WHAT YOU NEED TO DO:
Print out every line, exactly as written.

=====

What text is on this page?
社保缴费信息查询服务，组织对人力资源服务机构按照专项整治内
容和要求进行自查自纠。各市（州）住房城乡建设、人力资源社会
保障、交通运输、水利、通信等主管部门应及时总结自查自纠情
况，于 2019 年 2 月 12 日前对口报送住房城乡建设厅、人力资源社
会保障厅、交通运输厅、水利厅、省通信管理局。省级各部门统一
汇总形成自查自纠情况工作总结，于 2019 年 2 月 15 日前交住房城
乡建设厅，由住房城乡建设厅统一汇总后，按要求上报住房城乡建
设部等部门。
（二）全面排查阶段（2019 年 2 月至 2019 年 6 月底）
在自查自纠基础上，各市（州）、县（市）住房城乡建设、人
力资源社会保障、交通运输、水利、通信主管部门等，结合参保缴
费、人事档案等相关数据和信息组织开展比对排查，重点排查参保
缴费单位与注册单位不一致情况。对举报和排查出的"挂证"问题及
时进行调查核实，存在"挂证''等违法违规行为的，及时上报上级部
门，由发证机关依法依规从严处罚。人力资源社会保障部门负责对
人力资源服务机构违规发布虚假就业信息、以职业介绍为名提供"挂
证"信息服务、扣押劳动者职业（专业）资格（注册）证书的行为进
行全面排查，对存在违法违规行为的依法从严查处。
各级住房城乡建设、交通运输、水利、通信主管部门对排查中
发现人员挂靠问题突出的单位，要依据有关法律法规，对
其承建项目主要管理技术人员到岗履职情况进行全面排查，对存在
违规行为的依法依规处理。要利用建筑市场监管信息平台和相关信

=====

FINISHED TASK:
What text is on this page?
社保缴费信息查询服务，组织对人力资源服务机构按照专项整治内
容和要求进行自查自纠。各市（州）住房城乡建设、人力资源社会
保障、交通运输、水利、通信等主管部门应及时总结自查自纠情
况，于 2019 年 2 月 12 日前对口报送住房城乡建设厅、人力资源社
会保障厅、交通运输厅、水利厅、省通信管理局。省级各部门统一
汇总形成自查自纠情况工作总结，于 2019 年 2 月 15 日前交住房城
乡建设厅，由住房城乡建设厅统一汇总后，按要求上报住房城乡建
设部等部门。
（二）全面排查阶段（2019 年 2 月至 2019 年 6 月底）
在自查自纠基础上，各市（州）、县（市）住房城乡建设、人
力资源社会保障、交通运输、水利、通信主管部门等，结合参保缴
费、人事档案等相关数据和信息组织开展比对排查，重点排查参保
缴费单位与注册单位不一致情况。对举报和排查出的"挂证"问题及
时进行调查核实，存在"挂证''等违法违规行为的，及时上报上级部
门，由发证机关依法依规从严处罚。人力资源社会保障部门负责对
人力资源服务机构违规发布虚假就业信息、以职业介绍为名提供"挂
证"信息服务、扣押劳动者职业（专业）资格（注册）证书的行为进
行全面排查，对存在违法违规行为的依法从严查处。
各级住房城乡建设、交通运输、水利、通信主管部门对排查中
发现人员挂靠问题突出的单位，要依据有关法律法规，对
其承建项目主要管理技术人员到岗履职情况进行全面排查，对存在
违规行为的依法依规处理。要利用建筑市场监管信息平台和相关信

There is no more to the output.